Written request: Present each line of the entries below that holds the word "Study".

[Saved data entries]
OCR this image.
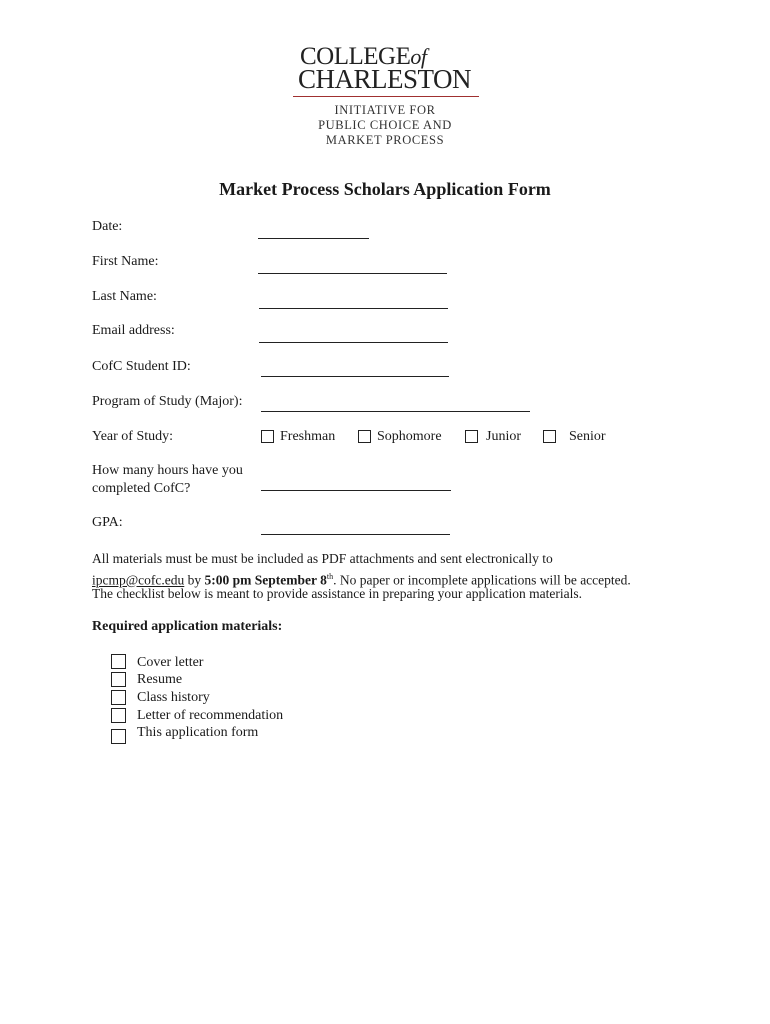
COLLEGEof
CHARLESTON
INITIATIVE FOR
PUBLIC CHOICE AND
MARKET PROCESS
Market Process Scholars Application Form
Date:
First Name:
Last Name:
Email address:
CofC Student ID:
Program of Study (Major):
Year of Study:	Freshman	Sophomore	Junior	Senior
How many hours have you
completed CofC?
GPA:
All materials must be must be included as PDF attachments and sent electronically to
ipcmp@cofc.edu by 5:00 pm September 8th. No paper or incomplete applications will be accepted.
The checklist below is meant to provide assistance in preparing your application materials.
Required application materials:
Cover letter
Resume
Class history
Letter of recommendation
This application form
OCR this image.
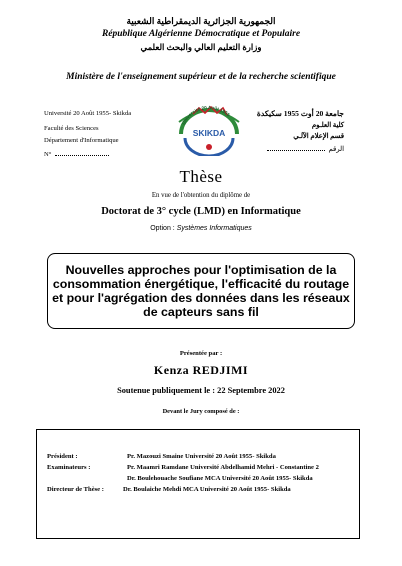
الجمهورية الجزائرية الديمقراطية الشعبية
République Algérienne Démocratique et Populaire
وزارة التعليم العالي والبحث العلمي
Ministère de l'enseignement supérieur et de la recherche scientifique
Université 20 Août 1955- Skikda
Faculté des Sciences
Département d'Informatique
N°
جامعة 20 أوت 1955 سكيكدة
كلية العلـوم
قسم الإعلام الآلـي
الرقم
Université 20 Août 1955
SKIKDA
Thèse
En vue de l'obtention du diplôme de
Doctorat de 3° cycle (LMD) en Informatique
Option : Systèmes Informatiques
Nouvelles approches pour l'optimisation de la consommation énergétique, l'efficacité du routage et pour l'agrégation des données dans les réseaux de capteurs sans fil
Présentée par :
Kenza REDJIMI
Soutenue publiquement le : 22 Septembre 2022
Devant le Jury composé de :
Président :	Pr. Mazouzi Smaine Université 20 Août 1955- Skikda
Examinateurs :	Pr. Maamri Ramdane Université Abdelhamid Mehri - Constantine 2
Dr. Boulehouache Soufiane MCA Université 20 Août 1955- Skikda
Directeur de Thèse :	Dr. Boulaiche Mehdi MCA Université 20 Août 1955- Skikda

Expected answer:
Program of Study (Major):
Year of Study:	Freshman	Sophomore	Junior	Senior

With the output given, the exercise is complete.